* Begin Extracted entries *
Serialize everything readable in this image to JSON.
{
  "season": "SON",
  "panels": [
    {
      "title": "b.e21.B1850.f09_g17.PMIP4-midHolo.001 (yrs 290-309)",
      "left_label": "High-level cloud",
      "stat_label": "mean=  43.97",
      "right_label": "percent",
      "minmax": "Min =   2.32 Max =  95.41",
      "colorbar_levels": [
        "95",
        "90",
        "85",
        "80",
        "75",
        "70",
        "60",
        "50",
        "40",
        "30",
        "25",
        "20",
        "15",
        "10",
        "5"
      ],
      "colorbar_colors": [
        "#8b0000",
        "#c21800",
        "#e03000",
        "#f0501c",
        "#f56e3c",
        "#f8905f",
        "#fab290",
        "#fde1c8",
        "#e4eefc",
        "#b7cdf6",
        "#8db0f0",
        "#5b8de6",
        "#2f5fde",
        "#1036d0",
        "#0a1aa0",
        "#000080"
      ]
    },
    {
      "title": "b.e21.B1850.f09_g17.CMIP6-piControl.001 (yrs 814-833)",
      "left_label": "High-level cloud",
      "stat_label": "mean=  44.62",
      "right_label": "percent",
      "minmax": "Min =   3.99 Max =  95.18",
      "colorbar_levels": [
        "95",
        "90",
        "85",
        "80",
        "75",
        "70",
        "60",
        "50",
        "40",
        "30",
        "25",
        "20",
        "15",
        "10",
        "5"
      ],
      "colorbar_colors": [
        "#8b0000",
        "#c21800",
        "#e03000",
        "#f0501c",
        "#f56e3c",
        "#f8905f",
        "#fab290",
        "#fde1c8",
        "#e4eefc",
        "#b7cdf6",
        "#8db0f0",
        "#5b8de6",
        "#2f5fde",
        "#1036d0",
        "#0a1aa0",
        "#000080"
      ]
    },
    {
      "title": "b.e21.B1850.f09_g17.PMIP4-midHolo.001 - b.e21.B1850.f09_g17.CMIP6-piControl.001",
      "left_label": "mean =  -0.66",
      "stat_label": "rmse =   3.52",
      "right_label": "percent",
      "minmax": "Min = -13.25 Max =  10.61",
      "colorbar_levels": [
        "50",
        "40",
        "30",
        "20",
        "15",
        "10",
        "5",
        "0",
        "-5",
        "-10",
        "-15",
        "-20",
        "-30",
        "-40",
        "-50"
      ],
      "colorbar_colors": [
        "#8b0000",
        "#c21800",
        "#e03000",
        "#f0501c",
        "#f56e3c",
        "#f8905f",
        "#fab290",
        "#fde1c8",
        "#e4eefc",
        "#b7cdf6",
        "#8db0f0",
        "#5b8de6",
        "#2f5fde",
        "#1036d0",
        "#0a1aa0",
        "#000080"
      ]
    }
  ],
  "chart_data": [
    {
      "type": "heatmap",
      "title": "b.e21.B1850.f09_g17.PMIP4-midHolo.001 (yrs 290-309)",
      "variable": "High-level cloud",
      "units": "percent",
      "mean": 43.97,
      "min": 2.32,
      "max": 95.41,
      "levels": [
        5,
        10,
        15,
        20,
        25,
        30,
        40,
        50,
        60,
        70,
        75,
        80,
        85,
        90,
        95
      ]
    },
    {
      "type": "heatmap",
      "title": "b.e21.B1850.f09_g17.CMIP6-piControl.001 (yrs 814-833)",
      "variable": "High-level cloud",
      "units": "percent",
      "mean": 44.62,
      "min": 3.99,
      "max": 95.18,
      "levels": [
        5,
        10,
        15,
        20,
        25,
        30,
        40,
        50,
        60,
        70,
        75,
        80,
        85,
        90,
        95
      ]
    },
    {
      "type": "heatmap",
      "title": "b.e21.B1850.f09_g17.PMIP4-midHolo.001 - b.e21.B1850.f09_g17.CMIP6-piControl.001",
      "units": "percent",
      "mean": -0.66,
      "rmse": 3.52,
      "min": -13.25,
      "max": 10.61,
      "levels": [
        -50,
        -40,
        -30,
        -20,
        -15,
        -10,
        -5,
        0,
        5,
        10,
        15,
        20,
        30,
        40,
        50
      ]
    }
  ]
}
* End Extracted entries *
Written instruction:
Scan the material line by line and report each one that contains "mean".

Output of the task:
      "stat_label": "mean=  43.97",
      "stat_label": "mean=  44.62",
      "left_label": "mean =  -0.66",
      "mean": 43.97,
      "mean": 44.62,
      "mean": -0.66,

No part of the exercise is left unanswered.